**Exercise directions**.
Find all lines in the listing that include the word "label", then copy them.

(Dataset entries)
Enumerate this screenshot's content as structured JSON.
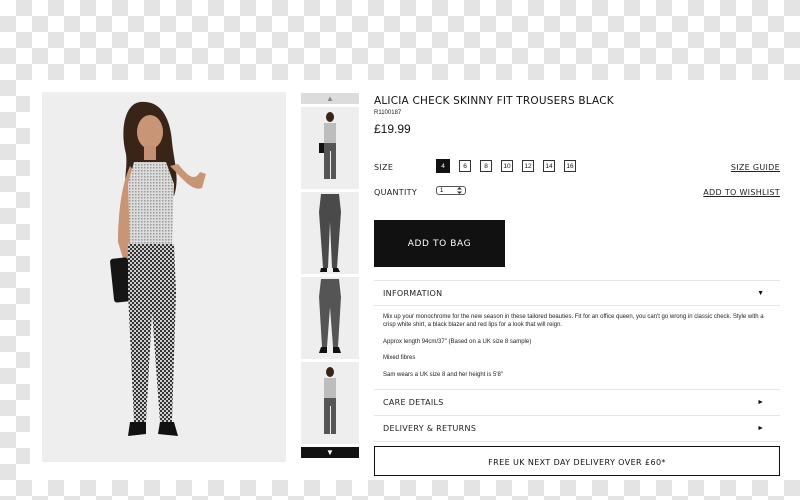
{
  "product": {
    "title": "ALICIA CHECK SKINNY FIT TROUSERS BLACK",
    "sku": "R1100187",
    "price": "£19.99"
  },
  "gallery": {
    "up_arrow": "▲",
    "down_arrow": "▼"
  },
  "size": {
    "label": "SIZE",
    "options": [
      "4",
      "6",
      "8",
      "10",
      "12",
      "14",
      "16"
    ],
    "selected": "4",
    "guide_link": "SIZE GUIDE"
  },
  "quantity": {
    "label": "QUANTITY",
    "value": "1",
    "wishlist_link": "ADD TO WISHLIST"
  },
  "add_to_bag": "ADD TO BAG",
  "accordion": {
    "information": {
      "label": "INFORMATION",
      "arrow": "▼",
      "paragraphs": [
        "Mix up your monochrome for the new season in these tailored beauties. Fit for an office queen, you can't go wrong in classic check. Style with a crisp white shirt, a black blazer and red lips for a look that will reign.",
        "Approx length 94cm/37\" (Based on a UK size 8 sample)",
        "Mixed fibres",
        "Sam wears a UK size 8 and her height is 5'8\""
      ]
    },
    "care": {
      "label": "CARE DETAILS",
      "arrow": "►"
    },
    "delivery": {
      "label": "DELIVERY & RETURNS",
      "arrow": "►"
    }
  },
  "delivery_banner": "FREE UK NEXT DAY DELIVERY OVER £60*",
  "colors": {
    "accent": "#111111",
    "checker": "#e4e4e4",
    "image_bg": "#eeeeee"
  }
}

**The result**.
    "label": "SIZE",
    "label": "QUANTITY",
      "label": "INFORMATION",
      "label": "CARE DETAILS",
      "label": "DELIVERY & RETURNS",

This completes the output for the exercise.